# Dataset:
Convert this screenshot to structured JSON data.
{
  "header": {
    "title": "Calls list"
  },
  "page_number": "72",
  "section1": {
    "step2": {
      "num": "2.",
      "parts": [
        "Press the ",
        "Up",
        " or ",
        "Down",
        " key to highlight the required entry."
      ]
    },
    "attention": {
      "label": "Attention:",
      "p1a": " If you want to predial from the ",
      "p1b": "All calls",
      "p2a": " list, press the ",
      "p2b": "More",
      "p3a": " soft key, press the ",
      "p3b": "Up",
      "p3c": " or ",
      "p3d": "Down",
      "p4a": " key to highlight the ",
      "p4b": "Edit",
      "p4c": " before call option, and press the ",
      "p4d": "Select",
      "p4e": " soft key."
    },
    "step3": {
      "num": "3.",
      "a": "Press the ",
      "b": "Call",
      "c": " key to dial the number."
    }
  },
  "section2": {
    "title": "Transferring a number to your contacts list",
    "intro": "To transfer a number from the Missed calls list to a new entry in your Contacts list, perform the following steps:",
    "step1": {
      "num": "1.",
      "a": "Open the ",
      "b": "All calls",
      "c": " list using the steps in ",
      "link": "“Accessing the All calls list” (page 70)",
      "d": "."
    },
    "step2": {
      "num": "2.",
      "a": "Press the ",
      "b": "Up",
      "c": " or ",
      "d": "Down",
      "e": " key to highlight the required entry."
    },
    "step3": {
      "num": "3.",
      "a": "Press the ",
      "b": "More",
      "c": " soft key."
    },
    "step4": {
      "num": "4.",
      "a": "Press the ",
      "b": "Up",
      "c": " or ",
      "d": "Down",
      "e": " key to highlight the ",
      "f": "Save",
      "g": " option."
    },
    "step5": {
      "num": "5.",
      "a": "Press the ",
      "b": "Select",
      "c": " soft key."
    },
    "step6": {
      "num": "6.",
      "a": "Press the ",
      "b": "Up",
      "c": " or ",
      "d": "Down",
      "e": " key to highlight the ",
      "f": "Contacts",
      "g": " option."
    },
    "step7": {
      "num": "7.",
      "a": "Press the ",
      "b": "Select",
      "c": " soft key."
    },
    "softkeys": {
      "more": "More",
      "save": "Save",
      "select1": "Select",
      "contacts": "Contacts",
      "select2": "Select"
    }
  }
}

# What to work on:
Write out all the entries exactly.

# Written reply:
Convert this screenshot to structured JSON data.
{
  "header": {
    "title": "Calls list"
  },
  "page_number": "72",
  "section1": {
    "step2": {
      "num": "2.",
      "parts": [
        "Press the ",
        "Up",
        " or ",
        "Down",
        " key to highlight the required entry."
      ]
    },
    "attention": {
      "label": "Attention:",
      "p1a": " If you want to predial from the ",
      "p1b": "All calls",
      "p2a": " list, press the ",
      "p2b": "More",
      "p3a": " soft key, press the ",
      "p3b": "Up",
      "p3c": " or ",
      "p3d": "Down",
      "p4a": " key to highlight the ",
      "p4b": "Edit",
      "p4c": " before call option, and press the ",
      "p4d": "Select",
      "p4e": " soft key."
    },
    "step3": {
      "num": "3.",
      "a": "Press the ",
      "b": "Call",
      "c": " key to dial the number."
    }
  },
  "section2": {
    "title": "Transferring a number to your contacts list",
    "intro": "To transfer a number from the Missed calls list to a new entry in your Contacts list, perform the following steps:",
    "step1": {
      "num": "1.",
      "a": "Open the ",
      "b": "All calls",
      "c": " list using the steps in ",
      "link": "“Accessing the All calls list” (page 70)",
      "d": "."
    },
    "step2": {
      "num": "2.",
      "a": "Press the ",
      "b": "Up",
      "c": " or ",
      "d": "Down",
      "e": " key to highlight the required entry."
    },
    "step3": {
      "num": "3.",
      "a": "Press the ",
      "b": "More",
      "c": " soft key."
    },
    "step4": {
      "num": "4.",
      "a": "Press the ",
      "b": "Up",
      "c": " or ",
      "d": "Down",
      "e": " key to highlight the ",
      "f": "Save",
      "g": " option."
    },
    "step5": {
      "num": "5.",
      "a": "Press the ",
      "b": "Select",
      "c": " soft key."
    },
    "step6": {
      "num": "6.",
      "a": "Press the ",
      "b": "Up",
      "c": " or ",
      "d": "Down",
      "e": " key to highlight the ",
      "f": "Contacts",
      "g": " option."
    },
    "step7": {
      "num": "7.",
      "a": "Press the ",
      "b": "Select",
      "c": " soft key."
    },
    "softkeys": {
      "more": "More",
      "save": "Save",
      "select1": "Select",
      "contacts": "Contacts",
      "select2": "Select"
    }
  }
}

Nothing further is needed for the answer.